[DATASET EXTRACT]:

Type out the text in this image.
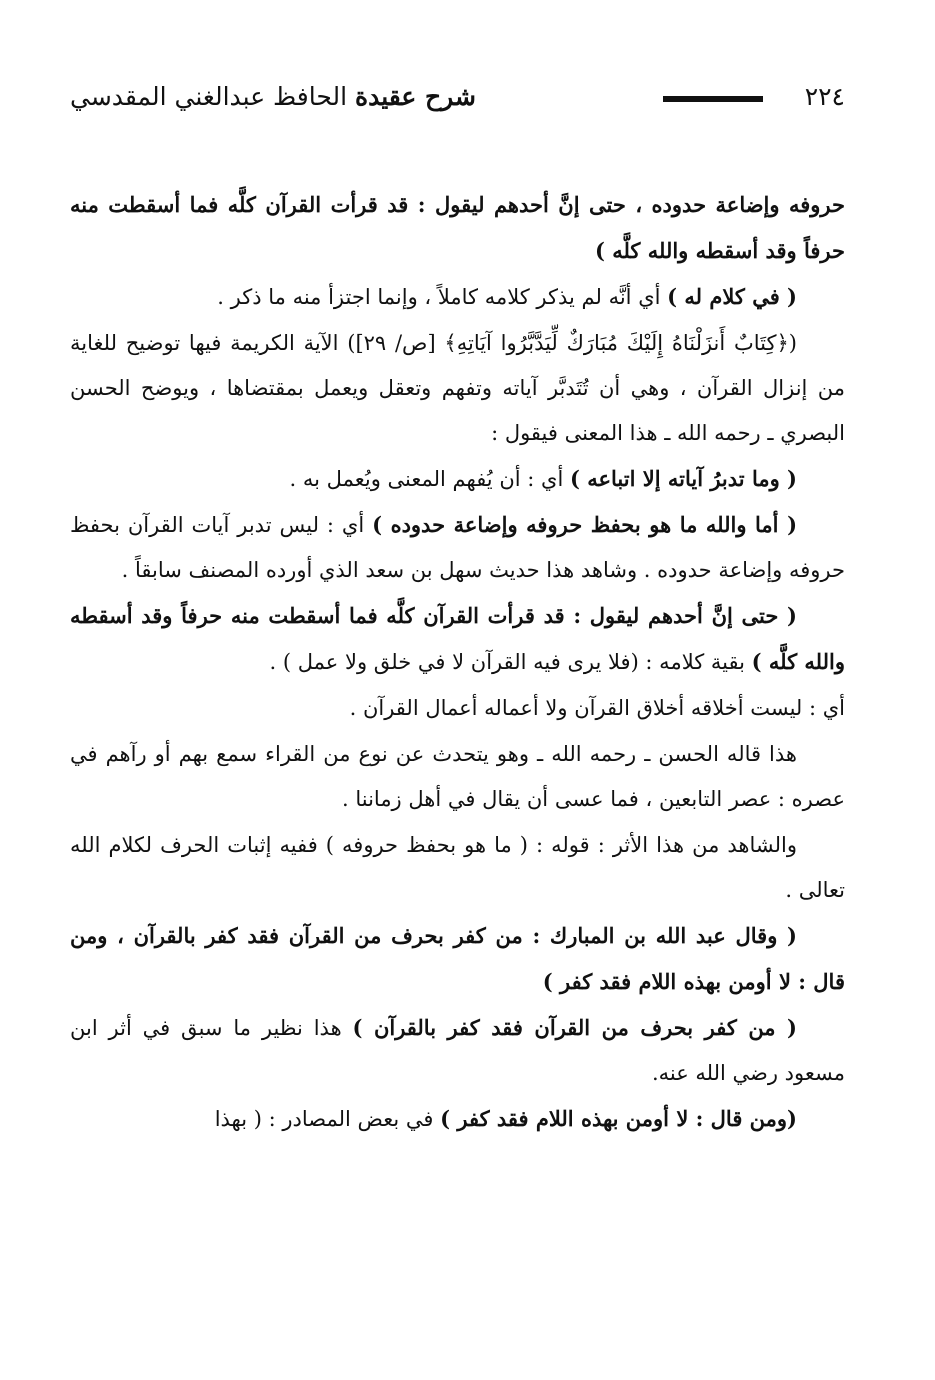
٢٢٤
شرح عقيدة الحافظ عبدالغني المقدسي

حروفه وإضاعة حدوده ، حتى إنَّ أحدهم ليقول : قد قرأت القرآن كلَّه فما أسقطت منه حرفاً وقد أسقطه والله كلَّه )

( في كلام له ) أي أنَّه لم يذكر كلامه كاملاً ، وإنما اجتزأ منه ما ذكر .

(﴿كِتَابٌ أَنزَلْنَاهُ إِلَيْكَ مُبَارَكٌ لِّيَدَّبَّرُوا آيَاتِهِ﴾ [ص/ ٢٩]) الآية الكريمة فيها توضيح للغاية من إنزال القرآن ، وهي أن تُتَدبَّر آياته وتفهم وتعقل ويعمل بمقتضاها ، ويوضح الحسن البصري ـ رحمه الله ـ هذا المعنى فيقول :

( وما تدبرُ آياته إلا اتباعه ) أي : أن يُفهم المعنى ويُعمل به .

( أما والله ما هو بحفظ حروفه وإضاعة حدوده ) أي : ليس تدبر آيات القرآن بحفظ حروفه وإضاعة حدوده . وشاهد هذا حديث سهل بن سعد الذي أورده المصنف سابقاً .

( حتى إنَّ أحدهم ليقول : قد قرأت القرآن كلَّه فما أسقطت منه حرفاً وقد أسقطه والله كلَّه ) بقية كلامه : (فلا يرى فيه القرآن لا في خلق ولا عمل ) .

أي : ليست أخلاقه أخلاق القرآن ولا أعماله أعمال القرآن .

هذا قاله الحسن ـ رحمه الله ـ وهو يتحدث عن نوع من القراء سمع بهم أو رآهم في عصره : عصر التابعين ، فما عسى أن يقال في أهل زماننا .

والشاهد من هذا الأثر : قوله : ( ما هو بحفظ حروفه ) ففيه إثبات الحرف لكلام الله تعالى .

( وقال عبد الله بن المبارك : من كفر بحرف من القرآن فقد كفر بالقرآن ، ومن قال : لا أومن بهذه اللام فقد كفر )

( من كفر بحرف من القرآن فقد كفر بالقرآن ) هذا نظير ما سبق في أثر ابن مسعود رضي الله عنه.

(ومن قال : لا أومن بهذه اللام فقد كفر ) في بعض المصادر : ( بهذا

[PROMPT]:
All entries must be written out again exactly as given, with no pictures in the copy.

[SOLUTION]:
Type out the text in this image.
٢٢٤
شرح عقيدة الحافظ عبدالغني المقدسي

حروفه وإضاعة حدوده ، حتى إنَّ أحدهم ليقول : قد قرأت القرآن كلَّه فما أسقطت منه حرفاً وقد أسقطه والله كلَّه )

( في كلام له ) أي أنَّه لم يذكر كلامه كاملاً ، وإنما اجتزأ منه ما ذكر .

(﴿كِتَابٌ أَنزَلْنَاهُ إِلَيْكَ مُبَارَكٌ لِّيَدَّبَّرُوا آيَاتِهِ﴾ [ص/ ٢٩]) الآية الكريمة فيها توضيح للغاية من إنزال القرآن ، وهي أن تُتَدبَّر آياته وتفهم وتعقل ويعمل بمقتضاها ، ويوضح الحسن البصري ـ رحمه الله ـ هذا المعنى فيقول :

( وما تدبرُ آياته إلا اتباعه ) أي : أن يُفهم المعنى ويُعمل به .

( أما والله ما هو بحفظ حروفه وإضاعة حدوده ) أي : ليس تدبر آيات القرآن بحفظ حروفه وإضاعة حدوده . وشاهد هذا حديث سهل بن سعد الذي أورده المصنف سابقاً .

( حتى إنَّ أحدهم ليقول : قد قرأت القرآن كلَّه فما أسقطت منه حرفاً وقد أسقطه والله كلَّه ) بقية كلامه : (فلا يرى فيه القرآن لا في خلق ولا عمل ) .

أي : ليست أخلاقه أخلاق القرآن ولا أعماله أعمال القرآن .

هذا قاله الحسن ـ رحمه الله ـ وهو يتحدث عن نوع من القراء سمع بهم أو رآهم في عصره : عصر التابعين ، فما عسى أن يقال في أهل زماننا .

والشاهد من هذا الأثر : قوله : ( ما هو بحفظ حروفه ) ففيه إثبات الحرف لكلام الله تعالى .

( وقال عبد الله بن المبارك : من كفر بحرف من القرآن فقد كفر بالقرآن ، ومن قال : لا أومن بهذه اللام فقد كفر )

( من كفر بحرف من القرآن فقد كفر بالقرآن ) هذا نظير ما سبق في أثر ابن مسعود رضي الله عنه.

(ومن قال : لا أومن بهذه اللام فقد كفر ) في بعض المصادر : ( بهذا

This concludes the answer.